[Dataset entries]
Segment Open
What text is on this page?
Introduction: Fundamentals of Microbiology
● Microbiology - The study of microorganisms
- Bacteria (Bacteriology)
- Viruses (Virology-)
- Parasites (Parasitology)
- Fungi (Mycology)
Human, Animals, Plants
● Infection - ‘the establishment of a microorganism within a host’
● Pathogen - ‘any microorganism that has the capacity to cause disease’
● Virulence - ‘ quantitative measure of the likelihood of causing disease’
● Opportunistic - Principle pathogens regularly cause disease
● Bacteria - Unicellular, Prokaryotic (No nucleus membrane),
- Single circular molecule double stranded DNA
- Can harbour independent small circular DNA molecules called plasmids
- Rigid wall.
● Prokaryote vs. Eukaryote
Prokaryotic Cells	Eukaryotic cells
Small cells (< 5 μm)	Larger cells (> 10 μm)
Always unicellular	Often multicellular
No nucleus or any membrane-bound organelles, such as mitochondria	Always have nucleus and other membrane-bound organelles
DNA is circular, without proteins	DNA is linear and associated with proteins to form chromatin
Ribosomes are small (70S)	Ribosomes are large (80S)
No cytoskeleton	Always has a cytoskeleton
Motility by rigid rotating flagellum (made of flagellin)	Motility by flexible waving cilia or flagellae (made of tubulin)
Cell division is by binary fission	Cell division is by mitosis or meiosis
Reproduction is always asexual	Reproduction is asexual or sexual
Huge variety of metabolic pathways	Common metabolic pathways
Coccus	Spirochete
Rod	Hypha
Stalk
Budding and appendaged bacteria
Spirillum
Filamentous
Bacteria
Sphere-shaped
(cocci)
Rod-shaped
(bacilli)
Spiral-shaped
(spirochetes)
Segment Closed
**What to work on:** When the word "cells" shows up in a line of the entries, report that line.

**Reply to the task:**
Prokaryotic Cells	Eukaryotic cells
Small cells (< 5 μm)	Larger cells (> 10 μm)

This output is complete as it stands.